Prompt: Set down every entry word for word. Omit the pictures.

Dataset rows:
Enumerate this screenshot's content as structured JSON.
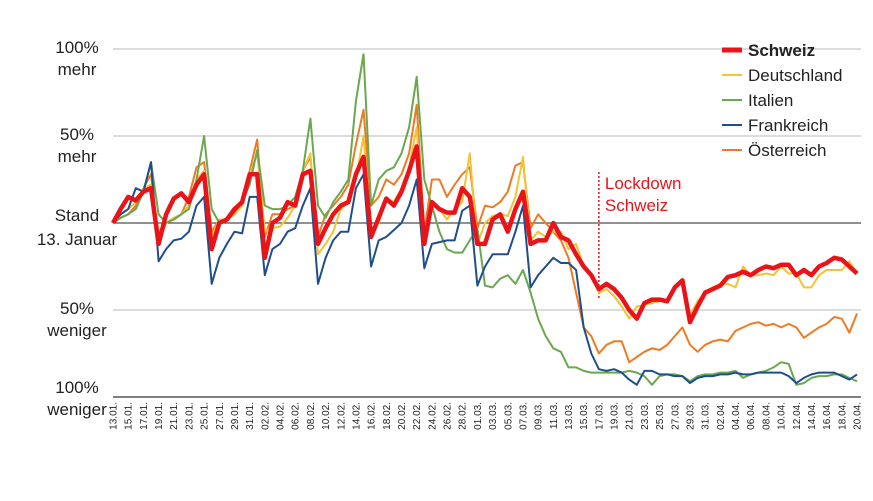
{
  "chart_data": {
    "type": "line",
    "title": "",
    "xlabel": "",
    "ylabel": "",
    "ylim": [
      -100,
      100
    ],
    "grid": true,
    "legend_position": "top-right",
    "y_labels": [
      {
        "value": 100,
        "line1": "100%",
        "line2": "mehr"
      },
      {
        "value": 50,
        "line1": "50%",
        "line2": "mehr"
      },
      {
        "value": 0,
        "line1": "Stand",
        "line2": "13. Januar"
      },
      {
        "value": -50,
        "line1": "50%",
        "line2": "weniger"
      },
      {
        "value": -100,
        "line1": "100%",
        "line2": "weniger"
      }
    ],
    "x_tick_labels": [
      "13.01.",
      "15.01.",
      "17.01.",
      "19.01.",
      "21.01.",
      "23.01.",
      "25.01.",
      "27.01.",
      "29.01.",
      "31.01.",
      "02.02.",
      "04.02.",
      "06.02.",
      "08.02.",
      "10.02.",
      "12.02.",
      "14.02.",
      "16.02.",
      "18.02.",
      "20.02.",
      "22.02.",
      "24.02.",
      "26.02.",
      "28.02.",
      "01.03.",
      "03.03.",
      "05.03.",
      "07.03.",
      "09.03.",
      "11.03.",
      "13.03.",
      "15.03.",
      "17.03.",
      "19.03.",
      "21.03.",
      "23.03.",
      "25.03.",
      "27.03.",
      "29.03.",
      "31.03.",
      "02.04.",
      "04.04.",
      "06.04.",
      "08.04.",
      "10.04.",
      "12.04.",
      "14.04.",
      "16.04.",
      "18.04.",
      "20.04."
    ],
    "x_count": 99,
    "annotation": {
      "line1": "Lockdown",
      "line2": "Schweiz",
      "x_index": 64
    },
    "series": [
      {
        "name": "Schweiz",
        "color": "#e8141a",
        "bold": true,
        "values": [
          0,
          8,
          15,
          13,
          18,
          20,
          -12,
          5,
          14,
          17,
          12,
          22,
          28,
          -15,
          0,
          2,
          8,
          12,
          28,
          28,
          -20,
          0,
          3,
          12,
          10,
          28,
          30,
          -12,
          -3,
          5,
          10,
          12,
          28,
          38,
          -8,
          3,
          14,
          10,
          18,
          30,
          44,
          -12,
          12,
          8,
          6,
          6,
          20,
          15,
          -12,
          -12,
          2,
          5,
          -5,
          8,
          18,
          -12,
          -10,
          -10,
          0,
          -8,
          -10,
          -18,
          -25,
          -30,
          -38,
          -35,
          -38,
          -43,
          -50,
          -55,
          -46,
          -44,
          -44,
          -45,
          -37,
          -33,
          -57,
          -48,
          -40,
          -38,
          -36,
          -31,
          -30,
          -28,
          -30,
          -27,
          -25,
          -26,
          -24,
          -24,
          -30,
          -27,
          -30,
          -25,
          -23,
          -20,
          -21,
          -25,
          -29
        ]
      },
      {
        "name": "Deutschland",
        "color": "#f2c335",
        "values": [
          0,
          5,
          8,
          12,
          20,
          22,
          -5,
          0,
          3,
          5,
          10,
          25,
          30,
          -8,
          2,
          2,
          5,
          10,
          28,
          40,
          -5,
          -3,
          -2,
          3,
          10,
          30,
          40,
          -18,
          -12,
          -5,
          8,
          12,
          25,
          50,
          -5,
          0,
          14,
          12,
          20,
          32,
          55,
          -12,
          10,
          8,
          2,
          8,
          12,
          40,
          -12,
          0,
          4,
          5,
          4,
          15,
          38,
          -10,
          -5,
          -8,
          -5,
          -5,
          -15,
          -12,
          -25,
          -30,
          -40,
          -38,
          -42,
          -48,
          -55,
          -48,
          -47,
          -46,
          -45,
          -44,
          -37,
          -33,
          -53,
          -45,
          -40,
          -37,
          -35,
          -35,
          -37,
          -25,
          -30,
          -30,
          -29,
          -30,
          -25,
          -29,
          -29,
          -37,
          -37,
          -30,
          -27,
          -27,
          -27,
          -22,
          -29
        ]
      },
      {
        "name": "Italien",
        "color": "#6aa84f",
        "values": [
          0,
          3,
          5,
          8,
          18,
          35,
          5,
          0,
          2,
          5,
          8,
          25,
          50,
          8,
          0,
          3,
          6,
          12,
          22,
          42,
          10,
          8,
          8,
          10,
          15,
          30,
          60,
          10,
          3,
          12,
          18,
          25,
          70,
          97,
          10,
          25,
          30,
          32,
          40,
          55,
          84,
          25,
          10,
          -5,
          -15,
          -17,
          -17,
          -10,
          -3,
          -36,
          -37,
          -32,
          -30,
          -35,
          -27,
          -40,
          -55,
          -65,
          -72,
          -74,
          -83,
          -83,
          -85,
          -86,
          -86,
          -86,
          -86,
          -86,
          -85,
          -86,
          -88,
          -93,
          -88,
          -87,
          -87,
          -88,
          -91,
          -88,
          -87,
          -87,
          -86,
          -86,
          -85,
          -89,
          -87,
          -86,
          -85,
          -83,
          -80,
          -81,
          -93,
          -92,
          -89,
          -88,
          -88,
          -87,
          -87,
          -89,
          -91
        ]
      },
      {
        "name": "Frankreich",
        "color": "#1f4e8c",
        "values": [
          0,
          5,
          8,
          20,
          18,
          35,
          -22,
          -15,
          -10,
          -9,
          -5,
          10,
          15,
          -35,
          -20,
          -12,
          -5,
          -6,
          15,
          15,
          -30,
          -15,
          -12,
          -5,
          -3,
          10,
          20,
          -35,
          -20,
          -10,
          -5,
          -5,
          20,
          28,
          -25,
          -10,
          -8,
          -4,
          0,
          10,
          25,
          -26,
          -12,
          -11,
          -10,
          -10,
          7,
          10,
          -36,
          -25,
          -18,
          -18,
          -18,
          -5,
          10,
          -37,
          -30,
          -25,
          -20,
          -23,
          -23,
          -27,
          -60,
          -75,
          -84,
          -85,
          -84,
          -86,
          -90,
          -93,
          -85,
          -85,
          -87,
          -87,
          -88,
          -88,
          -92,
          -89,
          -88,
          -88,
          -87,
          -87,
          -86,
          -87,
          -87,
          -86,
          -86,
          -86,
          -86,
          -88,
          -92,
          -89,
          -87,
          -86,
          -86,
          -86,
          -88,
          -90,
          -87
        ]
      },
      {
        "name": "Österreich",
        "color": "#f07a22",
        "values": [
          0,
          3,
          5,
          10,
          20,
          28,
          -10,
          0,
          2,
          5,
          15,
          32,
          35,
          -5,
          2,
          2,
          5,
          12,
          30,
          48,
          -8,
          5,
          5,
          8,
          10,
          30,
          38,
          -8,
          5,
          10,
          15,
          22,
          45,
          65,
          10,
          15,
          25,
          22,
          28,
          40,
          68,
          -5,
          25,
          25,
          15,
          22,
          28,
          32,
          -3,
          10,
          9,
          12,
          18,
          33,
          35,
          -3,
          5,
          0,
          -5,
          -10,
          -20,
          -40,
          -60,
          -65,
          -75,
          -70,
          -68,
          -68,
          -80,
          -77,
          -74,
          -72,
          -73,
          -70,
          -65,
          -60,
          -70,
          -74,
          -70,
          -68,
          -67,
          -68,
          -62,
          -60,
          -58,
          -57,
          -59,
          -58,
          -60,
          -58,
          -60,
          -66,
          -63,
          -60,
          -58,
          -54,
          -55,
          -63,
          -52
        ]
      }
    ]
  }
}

Solution to this problem:
Enumerate this screenshot's content as structured JSON.
{
  "chart_data": {
    "type": "line",
    "title": "",
    "xlabel": "",
    "ylabel": "",
    "ylim": [
      -100,
      100
    ],
    "grid": true,
    "legend_position": "top-right",
    "y_labels": [
      {
        "value": 100,
        "line1": "100%",
        "line2": "mehr"
      },
      {
        "value": 50,
        "line1": "50%",
        "line2": "mehr"
      },
      {
        "value": 0,
        "line1": "Stand",
        "line2": "13. Januar"
      },
      {
        "value": -50,
        "line1": "50%",
        "line2": "weniger"
      },
      {
        "value": -100,
        "line1": "100%",
        "line2": "weniger"
      }
    ],
    "x_tick_labels": [
      "13.01.",
      "15.01.",
      "17.01.",
      "19.01.",
      "21.01.",
      "23.01.",
      "25.01.",
      "27.01.",
      "29.01.",
      "31.01.",
      "02.02.",
      "04.02.",
      "06.02.",
      "08.02.",
      "10.02.",
      "12.02.",
      "14.02.",
      "16.02.",
      "18.02.",
      "20.02.",
      "22.02.",
      "24.02.",
      "26.02.",
      "28.02.",
      "01.03.",
      "03.03.",
      "05.03.",
      "07.03.",
      "09.03.",
      "11.03.",
      "13.03.",
      "15.03.",
      "17.03.",
      "19.03.",
      "21.03.",
      "23.03.",
      "25.03.",
      "27.03.",
      "29.03.",
      "31.03.",
      "02.04.",
      "04.04.",
      "06.04.",
      "08.04.",
      "10.04.",
      "12.04.",
      "14.04.",
      "16.04.",
      "18.04.",
      "20.04."
    ],
    "x_count": 99,
    "annotation": {
      "line1": "Lockdown",
      "line2": "Schweiz",
      "x_index": 64
    },
    "series": [
      {
        "name": "Schweiz",
        "color": "#e8141a",
        "bold": true,
        "values": [
          0,
          8,
          15,
          13,
          18,
          20,
          -12,
          5,
          14,
          17,
          12,
          22,
          28,
          -15,
          0,
          2,
          8,
          12,
          28,
          28,
          -20,
          0,
          3,
          12,
          10,
          28,
          30,
          -12,
          -3,
          5,
          10,
          12,
          28,
          38,
          -8,
          3,
          14,
          10,
          18,
          30,
          44,
          -12,
          12,
          8,
          6,
          6,
          20,
          15,
          -12,
          -12,
          2,
          5,
          -5,
          8,
          18,
          -12,
          -10,
          -10,
          0,
          -8,
          -10,
          -18,
          -25,
          -30,
          -38,
          -35,
          -38,
          -43,
          -50,
          -55,
          -46,
          -44,
          -44,
          -45,
          -37,
          -33,
          -57,
          -48,
          -40,
          -38,
          -36,
          -31,
          -30,
          -28,
          -30,
          -27,
          -25,
          -26,
          -24,
          -24,
          -30,
          -27,
          -30,
          -25,
          -23,
          -20,
          -21,
          -25,
          -29
        ]
      },
      {
        "name": "Deutschland",
        "color": "#f2c335",
        "values": [
          0,
          5,
          8,
          12,
          20,
          22,
          -5,
          0,
          3,
          5,
          10,
          25,
          30,
          -8,
          2,
          2,
          5,
          10,
          28,
          40,
          -5,
          -3,
          -2,
          3,
          10,
          30,
          40,
          -18,
          -12,
          -5,
          8,
          12,
          25,
          50,
          -5,
          0,
          14,
          12,
          20,
          32,
          55,
          -12,
          10,
          8,
          2,
          8,
          12,
          40,
          -12,
          0,
          4,
          5,
          4,
          15,
          38,
          -10,
          -5,
          -8,
          -5,
          -5,
          -15,
          -12,
          -25,
          -30,
          -40,
          -38,
          -42,
          -48,
          -55,
          -48,
          -47,
          -46,
          -45,
          -44,
          -37,
          -33,
          -53,
          -45,
          -40,
          -37,
          -35,
          -35,
          -37,
          -25,
          -30,
          -30,
          -29,
          -30,
          -25,
          -29,
          -29,
          -37,
          -37,
          -30,
          -27,
          -27,
          -27,
          -22,
          -29
        ]
      },
      {
        "name": "Italien",
        "color": "#6aa84f",
        "values": [
          0,
          3,
          5,
          8,
          18,
          35,
          5,
          0,
          2,
          5,
          8,
          25,
          50,
          8,
          0,
          3,
          6,
          12,
          22,
          42,
          10,
          8,
          8,
          10,
          15,
          30,
          60,
          10,
          3,
          12,
          18,
          25,
          70,
          97,
          10,
          25,
          30,
          32,
          40,
          55,
          84,
          25,
          10,
          -5,
          -15,
          -17,
          -17,
          -10,
          -3,
          -36,
          -37,
          -32,
          -30,
          -35,
          -27,
          -40,
          -55,
          -65,
          -72,
          -74,
          -83,
          -83,
          -85,
          -86,
          -86,
          -86,
          -86,
          -86,
          -85,
          -86,
          -88,
          -93,
          -88,
          -87,
          -87,
          -88,
          -91,
          -88,
          -87,
          -87,
          -86,
          -86,
          -85,
          -89,
          -87,
          -86,
          -85,
          -83,
          -80,
          -81,
          -93,
          -92,
          -89,
          -88,
          -88,
          -87,
          -87,
          -89,
          -91
        ]
      },
      {
        "name": "Frankreich",
        "color": "#1f4e8c",
        "values": [
          0,
          5,
          8,
          20,
          18,
          35,
          -22,
          -15,
          -10,
          -9,
          -5,
          10,
          15,
          -35,
          -20,
          -12,
          -5,
          -6,
          15,
          15,
          -30,
          -15,
          -12,
          -5,
          -3,
          10,
          20,
          -35,
          -20,
          -10,
          -5,
          -5,
          20,
          28,
          -25,
          -10,
          -8,
          -4,
          0,
          10,
          25,
          -26,
          -12,
          -11,
          -10,
          -10,
          7,
          10,
          -36,
          -25,
          -18,
          -18,
          -18,
          -5,
          10,
          -37,
          -30,
          -25,
          -20,
          -23,
          -23,
          -27,
          -60,
          -75,
          -84,
          -85,
          -84,
          -86,
          -90,
          -93,
          -85,
          -85,
          -87,
          -87,
          -88,
          -88,
          -92,
          -89,
          -88,
          -88,
          -87,
          -87,
          -86,
          -87,
          -87,
          -86,
          -86,
          -86,
          -86,
          -88,
          -92,
          -89,
          -87,
          -86,
          -86,
          -86,
          -88,
          -90,
          -87
        ]
      },
      {
        "name": "Österreich",
        "color": "#f07a22",
        "values": [
          0,
          3,
          5,
          10,
          20,
          28,
          -10,
          0,
          2,
          5,
          15,
          32,
          35,
          -5,
          2,
          2,
          5,
          12,
          30,
          48,
          -8,
          5,
          5,
          8,
          10,
          30,
          38,
          -8,
          5,
          10,
          15,
          22,
          45,
          65,
          10,
          15,
          25,
          22,
          28,
          40,
          68,
          -5,
          25,
          25,
          15,
          22,
          28,
          32,
          -3,
          10,
          9,
          12,
          18,
          33,
          35,
          -3,
          5,
          0,
          -5,
          -10,
          -20,
          -40,
          -60,
          -65,
          -75,
          -70,
          -68,
          -68,
          -80,
          -77,
          -74,
          -72,
          -73,
          -70,
          -65,
          -60,
          -70,
          -74,
          -70,
          -68,
          -67,
          -68,
          -62,
          -60,
          -58,
          -57,
          -59,
          -58,
          -60,
          -58,
          -60,
          -66,
          -63,
          -60,
          -58,
          -54,
          -55,
          -63,
          -52
        ]
      }
    ]
  }
}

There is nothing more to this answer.